▶ **GOAL**: Return the whole listing exactly as it stands.

━━━━━━

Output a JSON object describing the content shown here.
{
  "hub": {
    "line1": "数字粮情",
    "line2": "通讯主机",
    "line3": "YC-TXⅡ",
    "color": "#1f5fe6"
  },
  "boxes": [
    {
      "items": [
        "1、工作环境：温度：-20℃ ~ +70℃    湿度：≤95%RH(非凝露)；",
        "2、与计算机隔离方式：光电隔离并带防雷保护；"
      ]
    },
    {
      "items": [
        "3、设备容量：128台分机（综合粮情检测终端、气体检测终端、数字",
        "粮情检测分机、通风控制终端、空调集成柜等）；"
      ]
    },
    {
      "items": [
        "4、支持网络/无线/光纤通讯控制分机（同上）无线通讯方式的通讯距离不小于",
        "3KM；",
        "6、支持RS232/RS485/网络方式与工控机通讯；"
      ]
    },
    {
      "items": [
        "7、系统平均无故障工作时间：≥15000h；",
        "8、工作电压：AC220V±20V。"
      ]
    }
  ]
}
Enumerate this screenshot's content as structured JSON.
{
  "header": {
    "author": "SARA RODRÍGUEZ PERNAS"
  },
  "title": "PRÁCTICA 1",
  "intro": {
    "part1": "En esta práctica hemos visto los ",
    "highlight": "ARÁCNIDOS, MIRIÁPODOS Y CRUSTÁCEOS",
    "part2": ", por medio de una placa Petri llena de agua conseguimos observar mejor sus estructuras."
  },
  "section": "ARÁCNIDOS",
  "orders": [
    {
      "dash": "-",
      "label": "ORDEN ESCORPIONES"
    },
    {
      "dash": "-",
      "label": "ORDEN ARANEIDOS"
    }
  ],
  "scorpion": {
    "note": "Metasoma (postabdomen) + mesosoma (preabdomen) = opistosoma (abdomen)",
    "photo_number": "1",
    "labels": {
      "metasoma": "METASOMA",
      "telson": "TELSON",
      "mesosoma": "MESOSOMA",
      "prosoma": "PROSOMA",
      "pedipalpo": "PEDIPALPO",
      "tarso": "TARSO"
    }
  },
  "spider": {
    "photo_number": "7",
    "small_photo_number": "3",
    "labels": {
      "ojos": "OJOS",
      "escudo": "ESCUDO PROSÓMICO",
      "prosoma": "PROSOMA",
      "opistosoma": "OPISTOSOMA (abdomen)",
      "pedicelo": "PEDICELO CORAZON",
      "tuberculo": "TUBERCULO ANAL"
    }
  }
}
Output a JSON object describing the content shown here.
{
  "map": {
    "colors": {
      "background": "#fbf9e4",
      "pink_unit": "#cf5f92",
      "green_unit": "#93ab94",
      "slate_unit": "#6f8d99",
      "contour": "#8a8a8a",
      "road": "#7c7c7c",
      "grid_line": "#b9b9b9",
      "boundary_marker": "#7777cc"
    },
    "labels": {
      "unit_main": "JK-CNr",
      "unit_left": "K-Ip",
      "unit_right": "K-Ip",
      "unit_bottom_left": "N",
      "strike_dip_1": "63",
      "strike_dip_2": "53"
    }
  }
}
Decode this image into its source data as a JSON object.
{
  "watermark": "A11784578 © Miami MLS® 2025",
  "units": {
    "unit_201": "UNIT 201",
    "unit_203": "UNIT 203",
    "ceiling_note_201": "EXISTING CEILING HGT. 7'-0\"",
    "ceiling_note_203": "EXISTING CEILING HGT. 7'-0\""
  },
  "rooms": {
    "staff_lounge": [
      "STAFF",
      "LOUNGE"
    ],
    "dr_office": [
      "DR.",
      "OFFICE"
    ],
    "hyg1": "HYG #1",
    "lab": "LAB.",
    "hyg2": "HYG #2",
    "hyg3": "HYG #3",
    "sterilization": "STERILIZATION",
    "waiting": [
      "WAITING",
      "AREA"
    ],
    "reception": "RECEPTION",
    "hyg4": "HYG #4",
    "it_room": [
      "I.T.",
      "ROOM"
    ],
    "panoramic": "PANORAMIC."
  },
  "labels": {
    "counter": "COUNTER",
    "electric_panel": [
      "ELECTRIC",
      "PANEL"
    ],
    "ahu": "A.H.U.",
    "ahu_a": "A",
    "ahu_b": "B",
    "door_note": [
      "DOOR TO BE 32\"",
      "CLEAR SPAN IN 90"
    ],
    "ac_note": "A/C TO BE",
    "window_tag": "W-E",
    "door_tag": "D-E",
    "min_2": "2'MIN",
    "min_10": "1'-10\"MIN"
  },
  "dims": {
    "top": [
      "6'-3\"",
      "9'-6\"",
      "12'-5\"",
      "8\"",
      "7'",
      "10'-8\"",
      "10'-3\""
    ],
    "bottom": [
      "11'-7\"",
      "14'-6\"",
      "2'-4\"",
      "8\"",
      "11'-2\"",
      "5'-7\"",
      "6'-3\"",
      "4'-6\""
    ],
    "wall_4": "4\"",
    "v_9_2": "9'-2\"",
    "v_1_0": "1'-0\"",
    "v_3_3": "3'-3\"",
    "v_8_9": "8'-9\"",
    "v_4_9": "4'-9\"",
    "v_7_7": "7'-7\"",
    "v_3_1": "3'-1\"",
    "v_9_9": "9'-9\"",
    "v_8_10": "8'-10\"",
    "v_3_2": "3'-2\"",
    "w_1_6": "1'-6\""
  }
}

━━━━━━

▶ **EXERCISE RESULT**:
Output a JSON object describing the content shown here.
{
  "hub": {
    "line1": "数字粮情",
    "line2": "通讯主机",
    "line3": "YC-TXⅡ",
    "color": "#1f5fe6"
  },
  "boxes": [
    {
      "items": [
        "1、工作环境：温度：-20℃ ~ +70℃    湿度：≤95%RH(非凝露)；",
        "2、与计算机隔离方式：光电隔离并带防雷保护；"
      ]
    },
    {
      "items": [
        "3、设备容量：128台分机（综合粮情检测终端、气体检测终端、数字",
        "粮情检测分机、通风控制终端、空调集成柜等）；"
      ]
    },
    {
      "items": [
        "4、支持网络/无线/光纤通讯控制分机（同上）无线通讯方式的通讯距离不小于",
        "3KM；",
        "6、支持RS232/RS485/网络方式与工控机通讯；"
      ]
    },
    {
      "items": [
        "7、系统平均无故障工作时间：≥15000h；",
        "8、工作电压：AC220V±20V。"
      ]
    }
  ]
}
Enumerate this screenshot's content as structured JSON.
{
  "header": {
    "author": "SARA RODRÍGUEZ PERNAS"
  },
  "title": "PRÁCTICA 1",
  "intro": {
    "part1": "En esta práctica hemos visto los ",
    "highlight": "ARÁCNIDOS, MIRIÁPODOS Y CRUSTÁCEOS",
    "part2": ", por medio de una placa Petri llena de agua conseguimos observar mejor sus estructuras."
  },
  "section": "ARÁCNIDOS",
  "orders": [
    {
      "dash": "-",
      "label": "ORDEN ESCORPIONES"
    },
    {
      "dash": "-",
      "label": "ORDEN ARANEIDOS"
    }
  ],
  "scorpion": {
    "note": "Metasoma (postabdomen) + mesosoma (preabdomen) = opistosoma (abdomen)",
    "photo_number": "1",
    "labels": {
      "metasoma": "METASOMA",
      "telson": "TELSON",
      "mesosoma": "MESOSOMA",
      "prosoma": "PROSOMA",
      "pedipalpo": "PEDIPALPO",
      "tarso": "TARSO"
    }
  },
  "spider": {
    "photo_number": "7",
    "small_photo_number": "3",
    "labels": {
      "ojos": "OJOS",
      "escudo": "ESCUDO PROSÓMICO",
      "prosoma": "PROSOMA",
      "opistosoma": "OPISTOSOMA (abdomen)",
      "pedicelo": "PEDICELO CORAZON",
      "tuberculo": "TUBERCULO ANAL"
    }
  }
}
Output a JSON object describing the content shown here.
{
  "map": {
    "colors": {
      "background": "#fbf9e4",
      "pink_unit": "#cf5f92",
      "green_unit": "#93ab94",
      "slate_unit": "#6f8d99",
      "contour": "#8a8a8a",
      "road": "#7c7c7c",
      "grid_line": "#b9b9b9",
      "boundary_marker": "#7777cc"
    },
    "labels": {
      "unit_main": "JK-CNr",
      "unit_left": "K-Ip",
      "unit_right": "K-Ip",
      "unit_bottom_left": "N",
      "strike_dip_1": "63",
      "strike_dip_2": "53"
    }
  }
}
Decode this image into its source data as a JSON object.
{
  "watermark": "A11784578 © Miami MLS® 2025",
  "units": {
    "unit_201": "UNIT 201",
    "unit_203": "UNIT 203",
    "ceiling_note_201": "EXISTING CEILING HGT. 7'-0\"",
    "ceiling_note_203": "EXISTING CEILING HGT. 7'-0\""
  },
  "rooms": {
    "staff_lounge": [
      "STAFF",
      "LOUNGE"
    ],
    "dr_office": [
      "DR.",
      "OFFICE"
    ],
    "hyg1": "HYG #1",
    "lab": "LAB.",
    "hyg2": "HYG #2",
    "hyg3": "HYG #3",
    "sterilization": "STERILIZATION",
    "waiting": [
      "WAITING",
      "AREA"
    ],
    "reception": "RECEPTION",
    "hyg4": "HYG #4",
    "it_room": [
      "I.T.",
      "ROOM"
    ],
    "panoramic": "PANORAMIC."
  },
  "labels": {
    "counter": "COUNTER",
    "electric_panel": [
      "ELECTRIC",
      "PANEL"
    ],
    "ahu": "A.H.U.",
    "ahu_a": "A",
    "ahu_b": "B",
    "door_note": [
      "DOOR TO BE 32\"",
      "CLEAR SPAN IN 90"
    ],
    "ac_note": "A/C TO BE",
    "window_tag": "W-E",
    "door_tag": "D-E",
    "min_2": "2'MIN",
    "min_10": "1'-10\"MIN"
  },
  "dims": {
    "top": [
      "6'-3\"",
      "9'-6\"",
      "12'-5\"",
      "8\"",
      "7'",
      "10'-8\"",
      "10'-3\""
    ],
    "bottom": [
      "11'-7\"",
      "14'-6\"",
      "2'-4\"",
      "8\"",
      "11'-2\"",
      "5'-7\"",
      "6'-3\"",
      "4'-6\""
    ],
    "wall_4": "4\"",
    "v_9_2": "9'-2\"",
    "v_1_0": "1'-0\"",
    "v_3_3": "3'-3\"",
    "v_8_9": "8'-9\"",
    "v_4_9": "4'-9\"",
    "v_7_7": "7'-7\"",
    "v_3_1": "3'-1\"",
    "v_9_9": "9'-9\"",
    "v_8_10": "8'-10\"",
    "v_3_2": "3'-2\"",
    "w_1_6": "1'-6\""
  }
}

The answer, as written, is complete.